Filter this material down to the lines that hold "Setting", copying each one.

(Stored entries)
┄┄┄┄┄┄┄┄┄┄
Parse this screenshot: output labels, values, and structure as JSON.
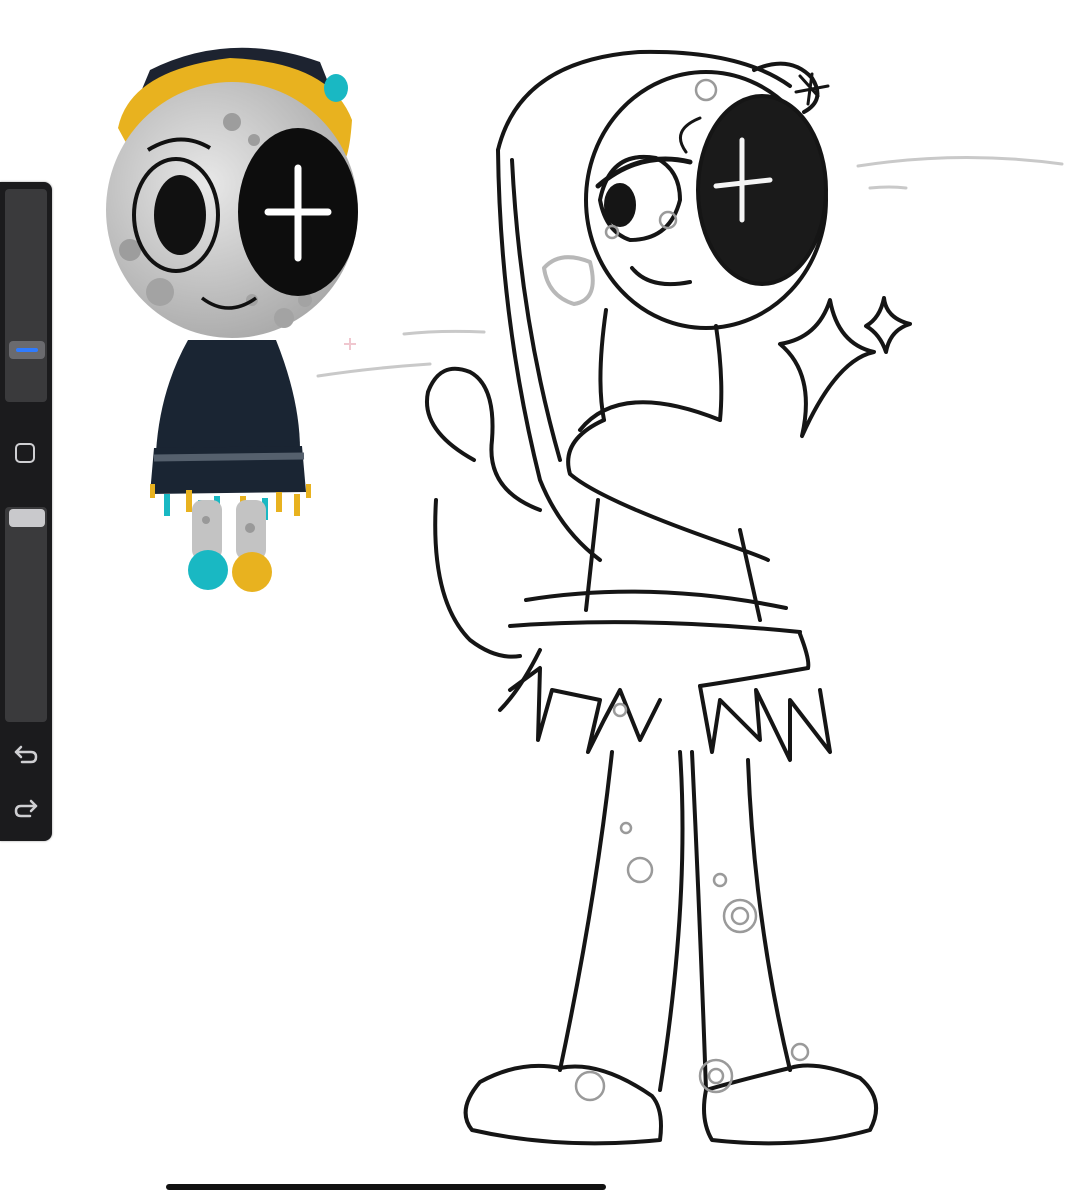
{
  "app": {
    "type": "drawing canvas",
    "sidebar": {
      "brush_size_level": 0.25,
      "brush_opacity_level": 0.97,
      "tools": [
        {
          "name": "modify-square",
          "icon": "square-outline-icon"
        },
        {
          "name": "undo",
          "icon": "undo-arrow-icon"
        },
        {
          "name": "redo",
          "icon": "redo-arrow-icon"
        }
      ]
    },
    "colors": {
      "sidebar_bg": "#1b1b1d",
      "slider_track": "#3a3a3c",
      "accent_blue": "#2f7bff",
      "hat_yellow": "#e8b21f",
      "teal": "#19b8c3",
      "moon_gray": "#c9c9c9",
      "outfit_navy": "#1a2533",
      "sketch_ink": "#151515"
    }
  }
}
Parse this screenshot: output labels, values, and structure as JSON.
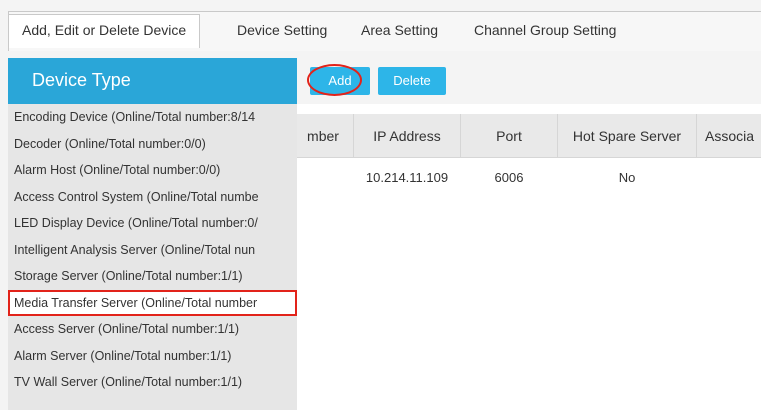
{
  "tabs": [
    {
      "label": "Add, Edit or Delete Device",
      "active": true
    },
    {
      "label": "Device Setting",
      "active": false
    },
    {
      "label": "Area Setting",
      "active": false
    },
    {
      "label": "Channel Group Setting",
      "active": false
    }
  ],
  "left_panel": {
    "title": "Device Type",
    "items": [
      {
        "label": "Encoding Device (Online/Total number:8/14",
        "selected": false
      },
      {
        "label": "Decoder (Online/Total number:0/0)",
        "selected": false
      },
      {
        "label": "Alarm Host (Online/Total number:0/0)",
        "selected": false
      },
      {
        "label": "Access Control System (Online/Total numbe",
        "selected": false
      },
      {
        "label": "LED Display Device (Online/Total number:0/",
        "selected": false
      },
      {
        "label": "Intelligent Analysis Server (Online/Total nun",
        "selected": false
      },
      {
        "label": "Storage Server (Online/Total number:1/1)",
        "selected": false
      },
      {
        "label": "Media Transfer Server (Online/Total number",
        "selected": true
      },
      {
        "label": "Access Server (Online/Total number:1/1)",
        "selected": false
      },
      {
        "label": "Alarm Server (Online/Total number:1/1)",
        "selected": false
      },
      {
        "label": "TV Wall Server (Online/Total number:1/1)",
        "selected": false
      }
    ]
  },
  "toolbar": {
    "add_label": "Add",
    "delete_label": "Delete"
  },
  "table": {
    "columns": [
      "mber",
      "IP Address",
      "Port",
      "Hot Spare Server",
      "Associa"
    ],
    "rows": [
      {
        "ip": "10.214.11.109",
        "port": "6006",
        "hot_spare": "No"
      }
    ]
  },
  "colors": {
    "header_blue": "#2aa6d8",
    "button_blue": "#2db5e8",
    "highlight_red": "#e2231a"
  }
}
┄┄┄┄┄┄┄┄┄┄
● **Written response**:
      "label": "Device Setting",
      "label": "Area Setting",
      "label": "Channel Group Setting",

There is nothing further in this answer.